Work to complete> Skip every image and restate the data word for word.

[Dataset records]
* * *

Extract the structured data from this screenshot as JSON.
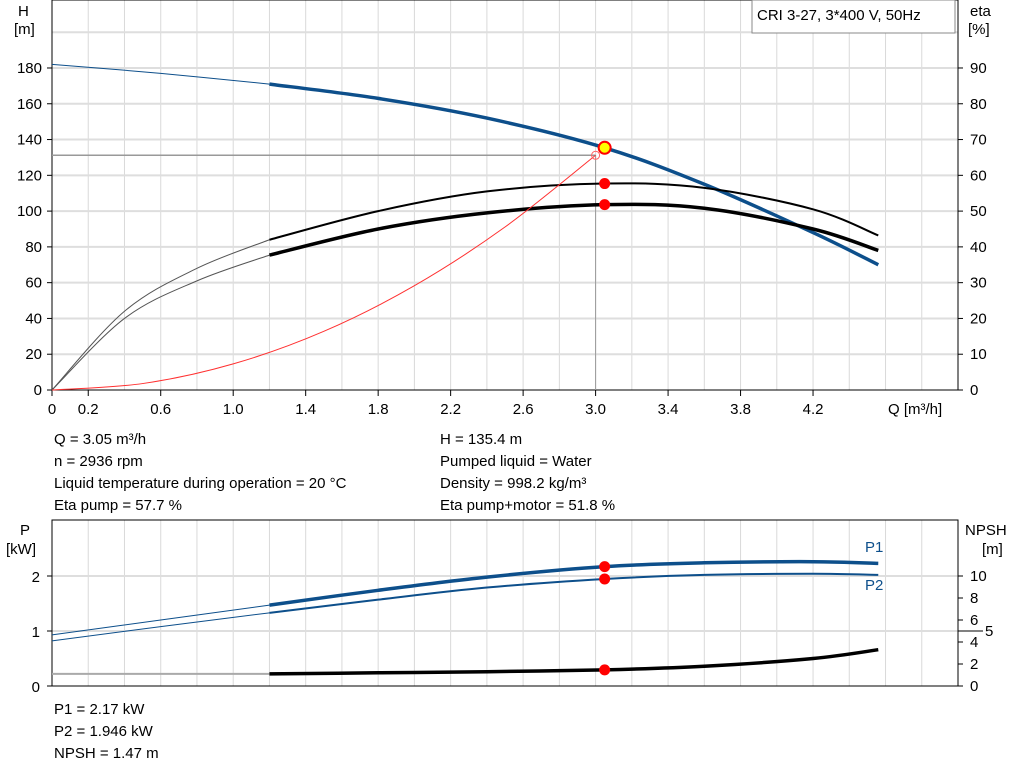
{
  "chart_data": [
    {
      "type": "line",
      "title": "CRI 3-27, 3*400 V, 50Hz",
      "xlabel": "Q [m³/h]",
      "ylabel_left": [
        "H",
        "[m]"
      ],
      "ylabel_right": [
        "eta",
        "[%]"
      ],
      "xlim": [
        0,
        5.0
      ],
      "ylim_left": [
        0,
        218
      ],
      "ylim_right": [
        0,
        109
      ],
      "x_ticks": [
        "0",
        "0.2",
        "0.6",
        "1.0",
        "1.4",
        "1.8",
        "2.2",
        "2.6",
        "3.0",
        "3.4",
        "3.8",
        "4.2"
      ],
      "y_ticks_left": [
        "0",
        "20",
        "40",
        "60",
        "80",
        "100",
        "120",
        "140",
        "160",
        "180"
      ],
      "y_ticks_right": [
        "0",
        "10",
        "20",
        "30",
        "40",
        "50",
        "60",
        "70",
        "80",
        "90"
      ],
      "grid": true,
      "series": [
        {
          "axis": "left",
          "color": "#0d4f8b",
          "x": [
            0,
            0.6,
            1.2,
            1.8,
            2.4,
            3.05,
            3.6,
            4.2,
            4.56
          ],
          "values": [
            182,
            177,
            171,
            163,
            152,
            135.4,
            115,
            88,
            70
          ]
        },
        {
          "axis": "right",
          "color": "#000000",
          "x": [
            0,
            0.4,
            0.8,
            1.2,
            1.8,
            2.4,
            3.05,
            3.6,
            4.2,
            4.56
          ],
          "values": [
            0,
            22,
            34,
            42,
            50,
            55.5,
            57.7,
            56.5,
            50.5,
            43.2
          ]
        },
        {
          "axis": "right",
          "color": "#000000",
          "x": [
            0,
            0.4,
            0.8,
            1.2,
            1.8,
            2.4,
            3.05,
            3.6,
            4.2,
            4.56
          ],
          "values": [
            0,
            20,
            30.5,
            37.7,
            45,
            49.5,
            51.8,
            50.8,
            45,
            39
          ]
        },
        {
          "axis": "left",
          "color": "#ff3030",
          "x": [
            0,
            0.5,
            1.0,
            1.5,
            2.0,
            2.5,
            3.0
          ],
          "values": [
            0,
            3.6,
            14.6,
            32.8,
            58.3,
            91.1,
            131.2
          ]
        }
      ],
      "duty_point": {
        "q": 3.05,
        "h": 135.4,
        "eta_pump": 57.7,
        "eta_total": 51.8,
        "operating_line_h": 131.2,
        "operating_line_q": 3.0
      }
    },
    {
      "type": "line",
      "xlim": [
        0,
        5.0
      ],
      "ylabel_left": [
        "P",
        "[kW]"
      ],
      "ylabel_right": [
        "NPSH",
        "[m]"
      ],
      "ylim_left": [
        0,
        3.0
      ],
      "ylim_right": [
        0,
        15
      ],
      "y_ticks_left": [
        "0",
        "1",
        "2"
      ],
      "y_ticks_right": [
        "0",
        "2",
        "4",
        "5",
        "6",
        "8",
        "10"
      ],
      "grid": true,
      "series": [
        {
          "name": "P1",
          "axis": "left",
          "color": "#0d4f8b",
          "x": [
            0,
            0.6,
            1.2,
            1.8,
            2.4,
            3.05,
            3.6,
            4.2,
            4.56
          ],
          "values": [
            0.93,
            1.2,
            1.47,
            1.74,
            1.98,
            2.17,
            2.24,
            2.26,
            2.23
          ]
        },
        {
          "name": "P2",
          "axis": "left",
          "color": "#0d4f8b",
          "x": [
            0,
            0.6,
            1.2,
            1.8,
            2.4,
            3.05,
            3.6,
            4.2,
            4.56
          ],
          "values": [
            0.82,
            1.08,
            1.33,
            1.57,
            1.79,
            1.946,
            2.02,
            2.04,
            2.02
          ]
        },
        {
          "name": "NPSH",
          "axis": "right",
          "color": "#000000",
          "x": [
            0,
            0.6,
            1.2,
            1.8,
            2.4,
            3.05,
            3.6,
            4.2,
            4.56
          ],
          "values": [
            1.1,
            1.1,
            1.1,
            1.2,
            1.3,
            1.47,
            1.8,
            2.5,
            3.3
          ]
        }
      ],
      "duty_point": {
        "q": 3.05,
        "p1": 2.17,
        "p2": 1.946,
        "npsh": 1.47
      }
    }
  ],
  "info": {
    "left": [
      "Q = 3.05 m³/h",
      "n = 2936 rpm",
      "Liquid temperature during operation = 20 °C",
      "Eta pump = 57.7 %"
    ],
    "right": [
      "H = 135.4 m",
      "Pumped liquid = Water",
      "Density = 998.2 kg/m³",
      "Eta pump+motor = 51.8 %"
    ],
    "bottom": [
      "P1 = 2.17 kW",
      "P2 = 1.946 kW",
      "NPSH = 1.47 m"
    ]
  },
  "colors": {
    "curve_blue": "#0d4f8b",
    "marker_red": "#ff0000",
    "duty_marker_fill": "#ffff00",
    "system_curve": "#ff3030",
    "grid": "#d9d9d9"
  }
}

* * *

Answer to this problem>
Extract the structured data from this screenshot as JSON.
{
  "chart_data": [
    {
      "type": "line",
      "title": "CRI 3-27, 3*400 V, 50Hz",
      "xlabel": "Q [m³/h]",
      "ylabel_left": [
        "H",
        "[m]"
      ],
      "ylabel_right": [
        "eta",
        "[%]"
      ],
      "xlim": [
        0,
        5.0
      ],
      "ylim_left": [
        0,
        218
      ],
      "ylim_right": [
        0,
        109
      ],
      "x_ticks": [
        "0",
        "0.2",
        "0.6",
        "1.0",
        "1.4",
        "1.8",
        "2.2",
        "2.6",
        "3.0",
        "3.4",
        "3.8",
        "4.2"
      ],
      "y_ticks_left": [
        "0",
        "20",
        "40",
        "60",
        "80",
        "100",
        "120",
        "140",
        "160",
        "180"
      ],
      "y_ticks_right": [
        "0",
        "10",
        "20",
        "30",
        "40",
        "50",
        "60",
        "70",
        "80",
        "90"
      ],
      "grid": true,
      "series": [
        {
          "axis": "left",
          "color": "#0d4f8b",
          "x": [
            0,
            0.6,
            1.2,
            1.8,
            2.4,
            3.05,
            3.6,
            4.2,
            4.56
          ],
          "values": [
            182,
            177,
            171,
            163,
            152,
            135.4,
            115,
            88,
            70
          ]
        },
        {
          "axis": "right",
          "color": "#000000",
          "x": [
            0,
            0.4,
            0.8,
            1.2,
            1.8,
            2.4,
            3.05,
            3.6,
            4.2,
            4.56
          ],
          "values": [
            0,
            22,
            34,
            42,
            50,
            55.5,
            57.7,
            56.5,
            50.5,
            43.2
          ]
        },
        {
          "axis": "right",
          "color": "#000000",
          "x": [
            0,
            0.4,
            0.8,
            1.2,
            1.8,
            2.4,
            3.05,
            3.6,
            4.2,
            4.56
          ],
          "values": [
            0,
            20,
            30.5,
            37.7,
            45,
            49.5,
            51.8,
            50.8,
            45,
            39
          ]
        },
        {
          "axis": "left",
          "color": "#ff3030",
          "x": [
            0,
            0.5,
            1.0,
            1.5,
            2.0,
            2.5,
            3.0
          ],
          "values": [
            0,
            3.6,
            14.6,
            32.8,
            58.3,
            91.1,
            131.2
          ]
        }
      ],
      "duty_point": {
        "q": 3.05,
        "h": 135.4,
        "eta_pump": 57.7,
        "eta_total": 51.8,
        "operating_line_h": 131.2,
        "operating_line_q": 3.0
      }
    },
    {
      "type": "line",
      "xlim": [
        0,
        5.0
      ],
      "ylabel_left": [
        "P",
        "[kW]"
      ],
      "ylabel_right": [
        "NPSH",
        "[m]"
      ],
      "ylim_left": [
        0,
        3.0
      ],
      "ylim_right": [
        0,
        15
      ],
      "y_ticks_left": [
        "0",
        "1",
        "2"
      ],
      "y_ticks_right": [
        "0",
        "2",
        "4",
        "5",
        "6",
        "8",
        "10"
      ],
      "grid": true,
      "series": [
        {
          "name": "P1",
          "axis": "left",
          "color": "#0d4f8b",
          "x": [
            0,
            0.6,
            1.2,
            1.8,
            2.4,
            3.05,
            3.6,
            4.2,
            4.56
          ],
          "values": [
            0.93,
            1.2,
            1.47,
            1.74,
            1.98,
            2.17,
            2.24,
            2.26,
            2.23
          ]
        },
        {
          "name": "P2",
          "axis": "left",
          "color": "#0d4f8b",
          "x": [
            0,
            0.6,
            1.2,
            1.8,
            2.4,
            3.05,
            3.6,
            4.2,
            4.56
          ],
          "values": [
            0.82,
            1.08,
            1.33,
            1.57,
            1.79,
            1.946,
            2.02,
            2.04,
            2.02
          ]
        },
        {
          "name": "NPSH",
          "axis": "right",
          "color": "#000000",
          "x": [
            0,
            0.6,
            1.2,
            1.8,
            2.4,
            3.05,
            3.6,
            4.2,
            4.56
          ],
          "values": [
            1.1,
            1.1,
            1.1,
            1.2,
            1.3,
            1.47,
            1.8,
            2.5,
            3.3
          ]
        }
      ],
      "duty_point": {
        "q": 3.05,
        "p1": 2.17,
        "p2": 1.946,
        "npsh": 1.47
      }
    }
  ],
  "info": {
    "left": [
      "Q = 3.05 m³/h",
      "n = 2936 rpm",
      "Liquid temperature during operation = 20 °C",
      "Eta pump = 57.7 %"
    ],
    "right": [
      "H = 135.4 m",
      "Pumped liquid = Water",
      "Density = 998.2 kg/m³",
      "Eta pump+motor = 51.8 %"
    ],
    "bottom": [
      "P1 = 2.17 kW",
      "P2 = 1.946 kW",
      "NPSH = 1.47 m"
    ]
  },
  "colors": {
    "curve_blue": "#0d4f8b",
    "marker_red": "#ff0000",
    "duty_marker_fill": "#ffff00",
    "system_curve": "#ff3030",
    "grid": "#d9d9d9"
  }
}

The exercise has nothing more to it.